## AIM OF THE EXERCISE
Your task is to copy the listing exactly. Drop any pictures from the copy.

## AVAILABLE RECORDS
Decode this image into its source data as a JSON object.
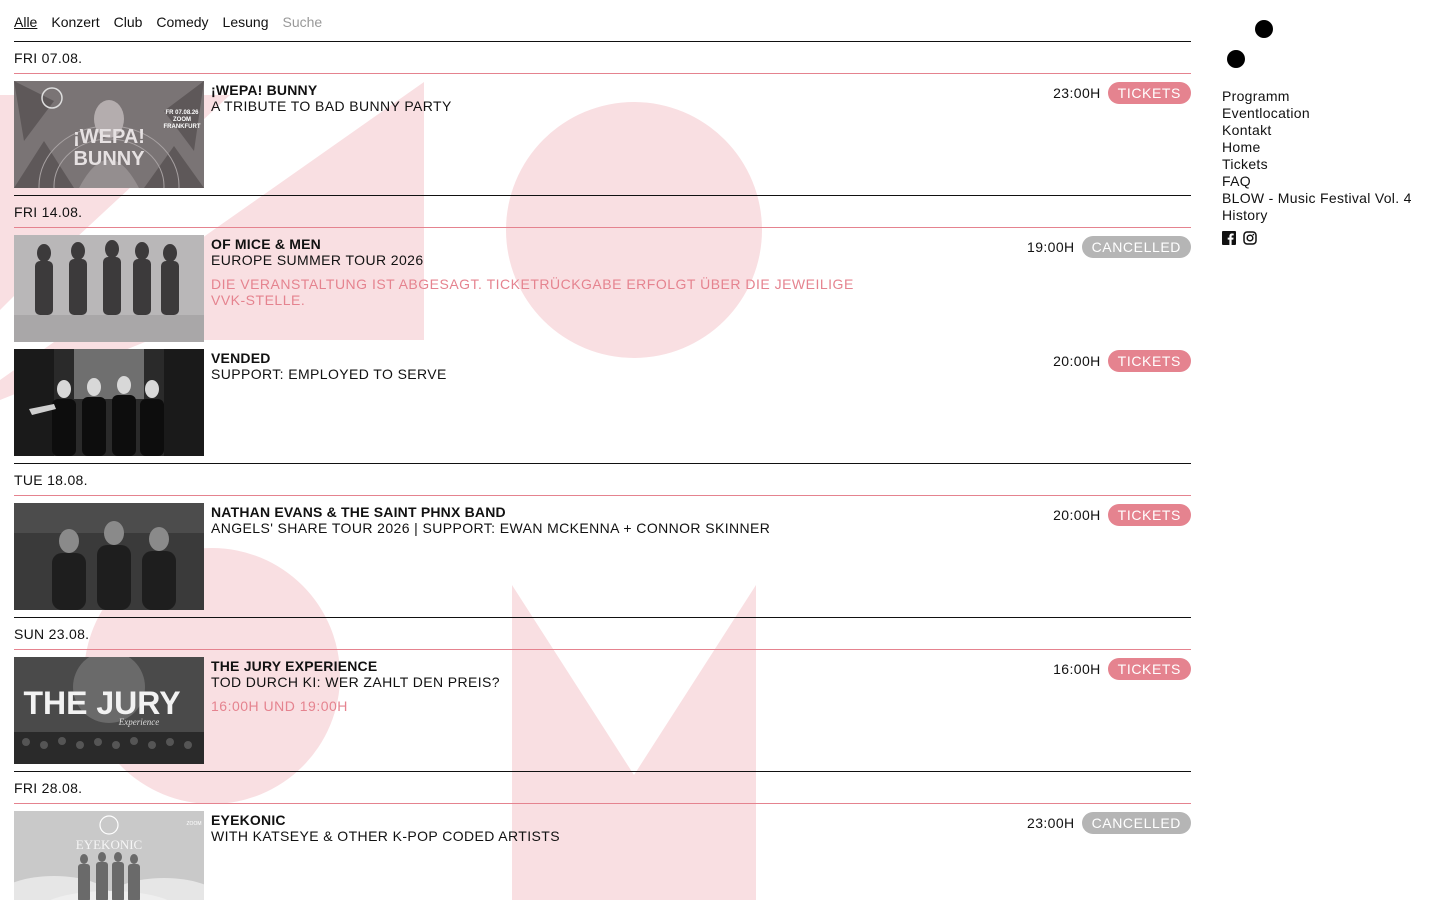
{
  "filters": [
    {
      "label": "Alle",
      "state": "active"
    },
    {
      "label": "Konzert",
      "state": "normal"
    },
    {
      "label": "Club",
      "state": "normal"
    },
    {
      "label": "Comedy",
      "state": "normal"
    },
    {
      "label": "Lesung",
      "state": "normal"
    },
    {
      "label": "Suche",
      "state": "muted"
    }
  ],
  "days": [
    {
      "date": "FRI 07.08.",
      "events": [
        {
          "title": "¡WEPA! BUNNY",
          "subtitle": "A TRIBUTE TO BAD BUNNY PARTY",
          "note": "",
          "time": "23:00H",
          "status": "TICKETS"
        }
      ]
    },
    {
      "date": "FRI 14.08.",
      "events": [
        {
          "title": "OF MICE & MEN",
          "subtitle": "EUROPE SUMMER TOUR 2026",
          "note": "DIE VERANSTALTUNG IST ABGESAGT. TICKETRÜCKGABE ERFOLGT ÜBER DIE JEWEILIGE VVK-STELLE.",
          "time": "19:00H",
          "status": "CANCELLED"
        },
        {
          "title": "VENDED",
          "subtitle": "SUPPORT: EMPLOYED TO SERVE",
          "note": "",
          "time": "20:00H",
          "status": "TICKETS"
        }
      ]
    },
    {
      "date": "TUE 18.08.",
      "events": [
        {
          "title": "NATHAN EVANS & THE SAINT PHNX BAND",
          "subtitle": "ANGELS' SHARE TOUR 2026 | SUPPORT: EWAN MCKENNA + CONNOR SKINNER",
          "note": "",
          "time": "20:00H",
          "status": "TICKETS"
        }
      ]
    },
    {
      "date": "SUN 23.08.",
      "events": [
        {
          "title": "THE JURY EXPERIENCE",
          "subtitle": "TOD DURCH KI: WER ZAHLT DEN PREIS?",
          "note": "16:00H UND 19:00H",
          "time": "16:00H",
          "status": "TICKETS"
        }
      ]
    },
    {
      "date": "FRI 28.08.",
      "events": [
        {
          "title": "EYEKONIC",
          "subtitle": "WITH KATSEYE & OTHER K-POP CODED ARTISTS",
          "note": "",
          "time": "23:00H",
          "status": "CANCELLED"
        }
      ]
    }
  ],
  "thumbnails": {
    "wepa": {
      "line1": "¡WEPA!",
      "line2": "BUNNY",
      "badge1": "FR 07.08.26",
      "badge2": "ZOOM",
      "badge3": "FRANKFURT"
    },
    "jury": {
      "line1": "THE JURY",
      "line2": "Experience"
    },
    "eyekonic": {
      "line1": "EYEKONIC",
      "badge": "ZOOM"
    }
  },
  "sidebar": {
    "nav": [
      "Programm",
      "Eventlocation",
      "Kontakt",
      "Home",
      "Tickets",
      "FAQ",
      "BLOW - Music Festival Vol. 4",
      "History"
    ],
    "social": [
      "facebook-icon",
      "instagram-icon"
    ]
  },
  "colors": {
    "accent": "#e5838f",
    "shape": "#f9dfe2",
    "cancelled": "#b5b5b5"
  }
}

## COMPLETE RESPONSE
Decode this image into its source data as a JSON object.
{
  "filters": [
    {
      "label": "Alle",
      "state": "active"
    },
    {
      "label": "Konzert",
      "state": "normal"
    },
    {
      "label": "Club",
      "state": "normal"
    },
    {
      "label": "Comedy",
      "state": "normal"
    },
    {
      "label": "Lesung",
      "state": "normal"
    },
    {
      "label": "Suche",
      "state": "muted"
    }
  ],
  "days": [
    {
      "date": "FRI 07.08.",
      "events": [
        {
          "title": "¡WEPA! BUNNY",
          "subtitle": "A TRIBUTE TO BAD BUNNY PARTY",
          "note": "",
          "time": "23:00H",
          "status": "TICKETS"
        }
      ]
    },
    {
      "date": "FRI 14.08.",
      "events": [
        {
          "title": "OF MICE & MEN",
          "subtitle": "EUROPE SUMMER TOUR 2026",
          "note": "DIE VERANSTALTUNG IST ABGESAGT. TICKETRÜCKGABE ERFOLGT ÜBER DIE JEWEILIGE VVK-STELLE.",
          "time": "19:00H",
          "status": "CANCELLED"
        },
        {
          "title": "VENDED",
          "subtitle": "SUPPORT: EMPLOYED TO SERVE",
          "note": "",
          "time": "20:00H",
          "status": "TICKETS"
        }
      ]
    },
    {
      "date": "TUE 18.08.",
      "events": [
        {
          "title": "NATHAN EVANS & THE SAINT PHNX BAND",
          "subtitle": "ANGELS' SHARE TOUR 2026 | SUPPORT: EWAN MCKENNA + CONNOR SKINNER",
          "note": "",
          "time": "20:00H",
          "status": "TICKETS"
        }
      ]
    },
    {
      "date": "SUN 23.08.",
      "events": [
        {
          "title": "THE JURY EXPERIENCE",
          "subtitle": "TOD DURCH KI: WER ZAHLT DEN PREIS?",
          "note": "16:00H UND 19:00H",
          "time": "16:00H",
          "status": "TICKETS"
        }
      ]
    },
    {
      "date": "FRI 28.08.",
      "events": [
        {
          "title": "EYEKONIC",
          "subtitle": "WITH KATSEYE & OTHER K-POP CODED ARTISTS",
          "note": "",
          "time": "23:00H",
          "status": "CANCELLED"
        }
      ]
    }
  ],
  "thumbnails": {
    "wepa": {
      "line1": "¡WEPA!",
      "line2": "BUNNY",
      "badge1": "FR 07.08.26",
      "badge2": "ZOOM",
      "badge3": "FRANKFURT"
    },
    "jury": {
      "line1": "THE JURY",
      "line2": "Experience"
    },
    "eyekonic": {
      "line1": "EYEKONIC",
      "badge": "ZOOM"
    }
  },
  "sidebar": {
    "nav": [
      "Programm",
      "Eventlocation",
      "Kontakt",
      "Home",
      "Tickets",
      "FAQ",
      "BLOW - Music Festival Vol. 4",
      "History"
    ],
    "social": [
      "facebook-icon",
      "instagram-icon"
    ]
  },
  "colors": {
    "accent": "#e5838f",
    "shape": "#f9dfe2",
    "cancelled": "#b5b5b5"
  }
}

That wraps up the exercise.